- _What is expected_
Can you turn every line of these records into a Markdown table with the columns Row and Line, numbering the rows and leaving out blank lines?

Element region listings
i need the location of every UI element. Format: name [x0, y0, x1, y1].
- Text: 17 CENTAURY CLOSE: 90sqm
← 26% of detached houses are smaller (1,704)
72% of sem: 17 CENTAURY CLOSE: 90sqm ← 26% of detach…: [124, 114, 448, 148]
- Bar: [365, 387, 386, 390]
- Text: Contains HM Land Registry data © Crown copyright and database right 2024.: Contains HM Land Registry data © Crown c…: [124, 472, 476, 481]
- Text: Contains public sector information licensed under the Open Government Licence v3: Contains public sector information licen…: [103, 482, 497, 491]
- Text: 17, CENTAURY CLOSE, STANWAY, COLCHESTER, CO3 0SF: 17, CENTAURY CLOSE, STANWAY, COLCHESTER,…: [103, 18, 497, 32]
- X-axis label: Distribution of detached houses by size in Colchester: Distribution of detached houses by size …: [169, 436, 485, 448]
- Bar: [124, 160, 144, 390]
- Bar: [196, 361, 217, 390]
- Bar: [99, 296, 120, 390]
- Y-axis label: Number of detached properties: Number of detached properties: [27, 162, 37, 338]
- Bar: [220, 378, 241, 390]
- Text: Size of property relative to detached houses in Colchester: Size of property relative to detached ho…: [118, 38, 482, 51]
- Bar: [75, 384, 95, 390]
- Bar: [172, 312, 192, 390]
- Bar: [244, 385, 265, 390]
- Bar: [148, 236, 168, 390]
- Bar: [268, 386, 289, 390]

- _Response below_
| Row | Line |
|---|---|
| 1 | i need the location of every UI element. Format: name [x0, y0, x1, y1]. |
| 2 | - Text: 17 CENTAURY CLOSE: 90sqm |
| 3 | ← 26% of detached houses are smaller (1,704) |
| 4 | 72% of sem: 17 CENTAURY CLOSE: 90sqm ← 26% of detach…: [124, 114, 448, 148] |
| 5 | - Bar: [365, 387, 386, 390] |
| 6 | - Text: Contains HM Land Registry data © Crown copyright and database right 2024.: Contains HM Land Registry data © Crown c…: [124, 472, 476, 481] |
| 7 | - Text: Contains public sector information licensed under the Open Government Licence v3: Contains public sector information licen…: [103, 482, 497, 491] |
| 8 | - Text: 17, CENTAURY CLOSE, STANWAY, COLCHESTER, CO3 0SF: 17, CENTAURY CLOSE, STANWAY, COLCHESTER,…: [103, 18, 497, 32] |
| 9 | - X-axis label: Distribution of detached houses by size in Colchester: Distribution of detached houses by size …: [169, 436, 485, 448] |
| 10 | - Bar: [124, 160, 144, 390] |
| 11 | - Bar: [196, 361, 217, 390] |
| 12 | - Bar: [99, 296, 120, 390] |
| 13 | - Y-axis label: Number of detached properties: Number of detached properties: [27, 162, 37, 338] |
| 14 | - Bar: [220, 378, 241, 390] |
| 15 | - Text: Size of property relative to detached houses in Colchester: Size of property relative to detached ho…: [118, 38, 482, 51] |
| 16 | - Bar: [75, 384, 95, 390] |
| 17 | - Bar: [172, 312, 192, 390] |
| 18 | - Bar: [244, 385, 265, 390] |
| 19 | - Bar: [148, 236, 168, 390] |
| 20 | - Bar: [268, 386, 289, 390] |